- SOURCE PASSAGE:
=-=-=
Day 3: takhtsDay 3: hotel gardens


All this washed over me with incredible vividness. In my memory of the classroom scene, I clearly recall myself sitting on the back table, with a couple of students trying to do something at the board and chaos all around, with my mouth open trying desperately to get them to understand something - and just as clearly it seems that the dusty, scented wind lifted my hair for a moment, as i struggled there indoors in the snowbound city...

It was so clear and overpowering that I was disoriented and lost my train of thought... I told them I had lost my train of thought, and started to open my mouth to tell them where I had been, but closed it again.

The all-powerful, live-or-die-by-it No-Child-Left-Behind-mandated standardized test is in 13 days: there is no time for wind that smells of roses and the preciousness of the sound of water in the desert.

Saturday, February 09, 2008

why is there a glue stick in my bathrobe pocket?

thursday i found a melted mini-snickers in another pocket at 10pm... vestige of an aborted math-time bribe... "i'll give chocolate to whoever can - guys - sit down - guys! hey! break it up!" *sigh*

classroom management improved after christmas - at first i thought it was my wonderful new techniques - but soon realized it was just the 10-day suspension of one of my worst. interesting to see how his absence calmed the whole class. then i had to be out for a week because my father died, and everything i'd worked on went to hell. now i'm too tired to deal - again. i scream at them hopelessly, try to do damage control, and wearily pick up the pieces when they're gone.

friday was really a banner day. the entire special ed department went to a wedding in aruba, but no subs were hired. i was angry about this, so then i was accused of not wanting to deal with my special ed students - even of being afraid of one of them.

what a joke. i've already been hit three times because i'm *not* afraid to wade into a fight or restrain a child when necessary. it doesn't bother me. these are 10-year-olds - this student i was accused of fearing punched me in the face last tuesday and didn't even leave a sore spot, never mind a bruise - what is there to fear? yes, i know they could break my nose if they hit me just right, but i've had a broken nose before. it heals.
=-=-=
- RAW DATA:
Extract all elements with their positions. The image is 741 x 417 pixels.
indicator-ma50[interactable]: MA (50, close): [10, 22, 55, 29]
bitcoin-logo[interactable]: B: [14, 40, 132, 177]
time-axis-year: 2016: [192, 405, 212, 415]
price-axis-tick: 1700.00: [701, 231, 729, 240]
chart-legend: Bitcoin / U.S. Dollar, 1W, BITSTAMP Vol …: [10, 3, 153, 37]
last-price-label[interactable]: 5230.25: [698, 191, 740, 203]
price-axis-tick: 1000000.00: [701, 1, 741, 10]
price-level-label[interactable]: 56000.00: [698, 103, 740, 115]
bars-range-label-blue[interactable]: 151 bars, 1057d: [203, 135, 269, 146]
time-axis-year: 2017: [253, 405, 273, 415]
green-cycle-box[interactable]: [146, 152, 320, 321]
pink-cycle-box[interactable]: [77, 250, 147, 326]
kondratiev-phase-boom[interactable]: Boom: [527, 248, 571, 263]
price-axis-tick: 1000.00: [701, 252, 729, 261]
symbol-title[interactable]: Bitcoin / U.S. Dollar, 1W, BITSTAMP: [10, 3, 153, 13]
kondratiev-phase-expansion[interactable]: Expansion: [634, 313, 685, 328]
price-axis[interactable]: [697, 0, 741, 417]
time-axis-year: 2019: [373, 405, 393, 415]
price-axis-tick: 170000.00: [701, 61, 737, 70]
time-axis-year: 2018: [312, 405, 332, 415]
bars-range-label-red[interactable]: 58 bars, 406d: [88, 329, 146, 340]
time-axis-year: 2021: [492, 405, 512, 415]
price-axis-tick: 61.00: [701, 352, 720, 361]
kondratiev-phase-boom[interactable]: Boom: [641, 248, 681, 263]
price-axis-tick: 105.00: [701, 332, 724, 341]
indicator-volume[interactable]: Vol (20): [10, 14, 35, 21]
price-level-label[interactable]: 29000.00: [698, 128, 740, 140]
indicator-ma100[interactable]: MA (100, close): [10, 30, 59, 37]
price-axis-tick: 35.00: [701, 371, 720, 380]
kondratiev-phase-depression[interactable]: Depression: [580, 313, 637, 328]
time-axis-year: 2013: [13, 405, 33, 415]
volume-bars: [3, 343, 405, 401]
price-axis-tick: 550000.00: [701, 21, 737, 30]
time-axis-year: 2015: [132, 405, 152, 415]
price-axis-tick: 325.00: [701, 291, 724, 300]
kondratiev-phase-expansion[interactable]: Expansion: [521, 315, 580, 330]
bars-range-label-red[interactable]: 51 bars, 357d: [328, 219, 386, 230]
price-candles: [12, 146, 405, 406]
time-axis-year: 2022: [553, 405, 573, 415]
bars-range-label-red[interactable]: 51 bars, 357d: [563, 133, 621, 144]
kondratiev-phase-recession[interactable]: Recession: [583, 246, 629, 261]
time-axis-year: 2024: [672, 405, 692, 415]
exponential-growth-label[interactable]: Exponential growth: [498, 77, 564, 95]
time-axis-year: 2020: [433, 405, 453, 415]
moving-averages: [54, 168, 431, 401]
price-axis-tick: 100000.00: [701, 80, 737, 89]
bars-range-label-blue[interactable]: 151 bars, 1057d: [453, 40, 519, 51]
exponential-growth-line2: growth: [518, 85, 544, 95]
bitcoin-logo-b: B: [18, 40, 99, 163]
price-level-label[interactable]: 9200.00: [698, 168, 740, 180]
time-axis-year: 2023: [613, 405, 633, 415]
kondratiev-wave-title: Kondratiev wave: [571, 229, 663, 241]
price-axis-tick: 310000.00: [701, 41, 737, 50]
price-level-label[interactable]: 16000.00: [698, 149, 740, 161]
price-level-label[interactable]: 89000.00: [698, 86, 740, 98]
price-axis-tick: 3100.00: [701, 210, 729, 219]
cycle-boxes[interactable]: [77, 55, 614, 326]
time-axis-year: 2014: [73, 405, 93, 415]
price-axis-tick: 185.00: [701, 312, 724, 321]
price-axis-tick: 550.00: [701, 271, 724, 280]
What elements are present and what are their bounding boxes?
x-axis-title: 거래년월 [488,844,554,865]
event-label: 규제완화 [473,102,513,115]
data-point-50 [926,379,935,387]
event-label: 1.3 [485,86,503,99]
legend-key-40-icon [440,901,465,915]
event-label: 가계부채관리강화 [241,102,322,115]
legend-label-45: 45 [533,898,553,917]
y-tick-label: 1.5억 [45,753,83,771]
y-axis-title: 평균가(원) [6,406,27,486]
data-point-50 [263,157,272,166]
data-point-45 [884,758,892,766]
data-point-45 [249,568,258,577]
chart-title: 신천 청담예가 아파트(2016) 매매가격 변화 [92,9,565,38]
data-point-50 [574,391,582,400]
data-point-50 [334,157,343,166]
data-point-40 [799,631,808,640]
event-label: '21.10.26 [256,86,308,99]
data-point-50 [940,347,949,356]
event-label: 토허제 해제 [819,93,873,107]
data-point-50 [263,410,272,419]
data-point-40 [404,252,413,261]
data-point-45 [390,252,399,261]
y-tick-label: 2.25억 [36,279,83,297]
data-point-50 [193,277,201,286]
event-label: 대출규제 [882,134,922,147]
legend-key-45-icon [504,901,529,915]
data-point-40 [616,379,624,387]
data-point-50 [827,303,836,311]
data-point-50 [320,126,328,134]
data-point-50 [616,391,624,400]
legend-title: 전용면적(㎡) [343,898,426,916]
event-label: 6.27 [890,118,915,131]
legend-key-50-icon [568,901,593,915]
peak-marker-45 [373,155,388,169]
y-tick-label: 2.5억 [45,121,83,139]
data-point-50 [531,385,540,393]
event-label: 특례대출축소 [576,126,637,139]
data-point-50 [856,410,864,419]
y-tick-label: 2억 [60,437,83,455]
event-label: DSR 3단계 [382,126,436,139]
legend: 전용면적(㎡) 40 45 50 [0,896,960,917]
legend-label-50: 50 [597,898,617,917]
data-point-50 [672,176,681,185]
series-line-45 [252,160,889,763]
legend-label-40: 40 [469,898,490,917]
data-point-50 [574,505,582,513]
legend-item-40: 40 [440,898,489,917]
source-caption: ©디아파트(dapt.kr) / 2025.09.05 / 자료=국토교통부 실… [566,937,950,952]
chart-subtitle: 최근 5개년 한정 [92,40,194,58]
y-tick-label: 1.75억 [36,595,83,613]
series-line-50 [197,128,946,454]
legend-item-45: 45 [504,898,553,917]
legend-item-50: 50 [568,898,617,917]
=-=-=
- WORK INSTRUCTIONS:
[a] Answer these questions about the classroom blog passage, one line each:
(i) How many days away is the standardized test?
(ii) What turned up in another pocket on Thursday at 10pm?
(iii) Where did the entire special ed department go?
[b] Write out the classroom blog passage from "Saturday, February 09, 2008" to "when they're gone.".

- SOLUTIONS TO EACH TASK:
[a]
(i) 13 days
(ii) A melted mini-snickers
(iii) To a wedding in Aruba

[b]
Saturday, February 09, 2008

why is there a glue stick in my bathrobe pocket?

thursday i found a melted mini-snickers in another pocket at 10pm... vestige of an aborted math-time bribe... "i'll give chocolate to whoever can - guys - sit down - guys! hey! break it up!" *sigh*

classroom management improved after christmas - at first i thought it was my wonderful new techniques - but soon realized it was just the 10-day suspension of one of my worst. interesting to see how his absence calmed the whole class. then i had to be out for a week because my father died, and everything i'd worked on went to hell. now i'm too tired to deal - again. i scream at them hopelessly, try to do damage control, and wearily pick up the pieces when they're gone.